Exercise requirements –
Transcribe everything in the data word for word. Pictures are left out.

Data for the task –
▬▬▬

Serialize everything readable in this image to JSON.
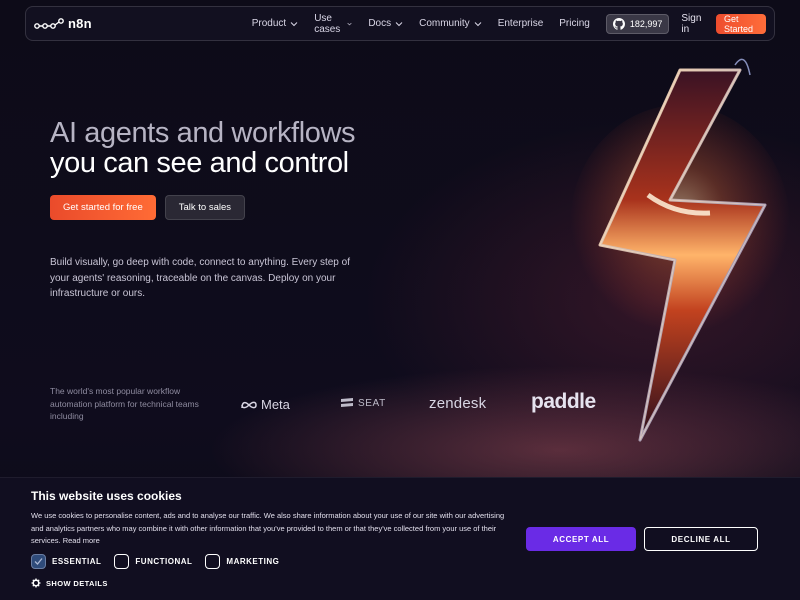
{
  "nav": {
    "logo_text": "n8n",
    "items": [
      {
        "label": "Product",
        "dropdown": true
      },
      {
        "label": "Use cases",
        "dropdown": true
      },
      {
        "label": "Docs",
        "dropdown": true
      },
      {
        "label": "Community",
        "dropdown": true
      },
      {
        "label": "Enterprise",
        "dropdown": false
      },
      {
        "label": "Pricing",
        "dropdown": false
      }
    ],
    "github_stars": "182,997",
    "signin_label": "Sign in",
    "get_started_label": "Get Started"
  },
  "hero": {
    "title_line1": "AI agents and workflows",
    "title_line2": "you can see and control",
    "primary_cta": "Get started for free",
    "secondary_cta": "Talk to sales",
    "description": "Build visually, go deep with code, connect to anything. Every step of your agents' reasoning, traceable on the canvas. Deploy on your infrastructure or ours."
  },
  "trust": {
    "text": "The world's most popular workflow automation platform for technical teams including",
    "logos": [
      "Meta",
      "SEAT",
      "zendesk",
      "paddle"
    ]
  },
  "cookie": {
    "title": "This website uses cookies",
    "text": "We use cookies to personalise content, ads and to analyse our traffic. We also share information about your use of our site with our advertising and analytics partners who may combine it with other information that you've provided to them or that they've collected from your use of their services.",
    "read_more": "Read more",
    "options": [
      {
        "label": "ESSENTIAL",
        "checked": true
      },
      {
        "label": "FUNCTIONAL",
        "checked": false
      },
      {
        "label": "MARKETING",
        "checked": false
      }
    ],
    "show_details": "SHOW DETAILS",
    "accept_label": "ACCEPT ALL",
    "decline_label": "DECLINE ALL"
  },
  "colors": {
    "accent_orange": "#ff6b35",
    "accept_purple": "#6a2be6",
    "background": "#0e0b1a"
  }
}
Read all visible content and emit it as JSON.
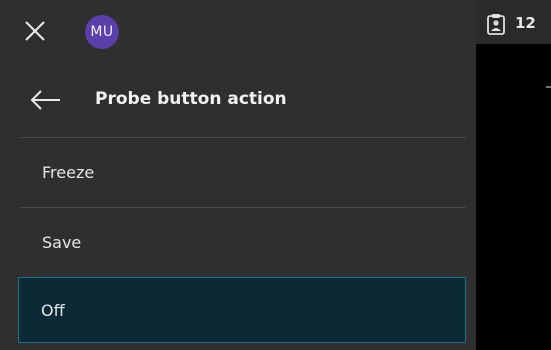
{
  "topbar": {
    "avatar_initials": "MU"
  },
  "header": {
    "title": "Probe button action"
  },
  "menu": {
    "items": [
      {
        "label": "Freeze",
        "selected": false
      },
      {
        "label": "Save",
        "selected": false
      },
      {
        "label": "Off",
        "selected": true
      }
    ]
  },
  "status": {
    "clipboard_count": "12"
  },
  "colors": {
    "panel_bg": "#2f2f2f",
    "avatar_bg": "#5b3fa8",
    "selected_bg": "#0c2a35",
    "selected_border": "#1b6f8a"
  },
  "icons": [
    "close-icon",
    "back-arrow-icon",
    "clipboard-user-icon"
  ]
}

▬▬▬

Output below –
Serialize everything readable in this image to JSON.
{
  "nav": {
    "logo_text": "n8n",
    "items": [
      {
        "label": "Product",
        "dropdown": true
      },
      {
        "label": "Use cases",
        "dropdown": true
      },
      {
        "label": "Docs",
        "dropdown": true
      },
      {
        "label": "Community",
        "dropdown": true
      },
      {
        "label": "Enterprise",
        "dropdown": false
      },
      {
        "label": "Pricing",
        "dropdown": false
      }
    ],
    "github_stars": "182,997",
    "signin_label": "Sign in",
    "get_started_label": "Get Started"
  },
  "hero": {
    "title_line1": "AI agents and workflows",
    "title_line2": "you can see and control",
    "primary_cta": "Get started for free",
    "secondary_cta": "Talk to sales",
    "description": "Build visually, go deep with code, connect to anything. Every step of your agents' reasoning, traceable on the canvas. Deploy on your infrastructure or ours."
  },
  "trust": {
    "text": "The world's most popular workflow automation platform for technical teams including",
    "logos": [
      "Meta",
      "SEAT",
      "zendesk",
      "paddle"
    ]
  },
  "cookie": {
    "title": "This website uses cookies",
    "text": "We use cookies to personalise content, ads and to analyse our traffic. We also share information about your use of our site with our advertising and analytics partners who may combine it with other information that you've provided to them or that they've collected from your use of their services.",
    "read_more": "Read more",
    "options": [
      {
        "label": "ESSENTIAL",
        "checked": true
      },
      {
        "label": "FUNCTIONAL",
        "checked": false
      },
      {
        "label": "MARKETING",
        "checked": false
      }
    ],
    "show_details": "SHOW DETAILS",
    "accept_label": "ACCEPT ALL",
    "decline_label": "DECLINE ALL"
  },
  "colors": {
    "accent_orange": "#ff6b35",
    "accept_purple": "#6a2be6",
    "background": "#0e0b1a"
  }
}
Read all visible content and emit it as JSON.
{
  "topbar": {
    "avatar_initials": "MU"
  },
  "header": {
    "title": "Probe button action"
  },
  "menu": {
    "items": [
      {
        "label": "Freeze",
        "selected": false
      },
      {
        "label": "Save",
        "selected": false
      },
      {
        "label": "Off",
        "selected": true
      }
    ]
  },
  "status": {
    "clipboard_count": "12"
  },
  "colors": {
    "panel_bg": "#2f2f2f",
    "avatar_bg": "#5b3fa8",
    "selected_bg": "#0c2a35",
    "selected_border": "#1b6f8a"
  },
  "icons": [
    "close-icon",
    "back-arrow-icon",
    "clipboard-user-icon"
  ]
}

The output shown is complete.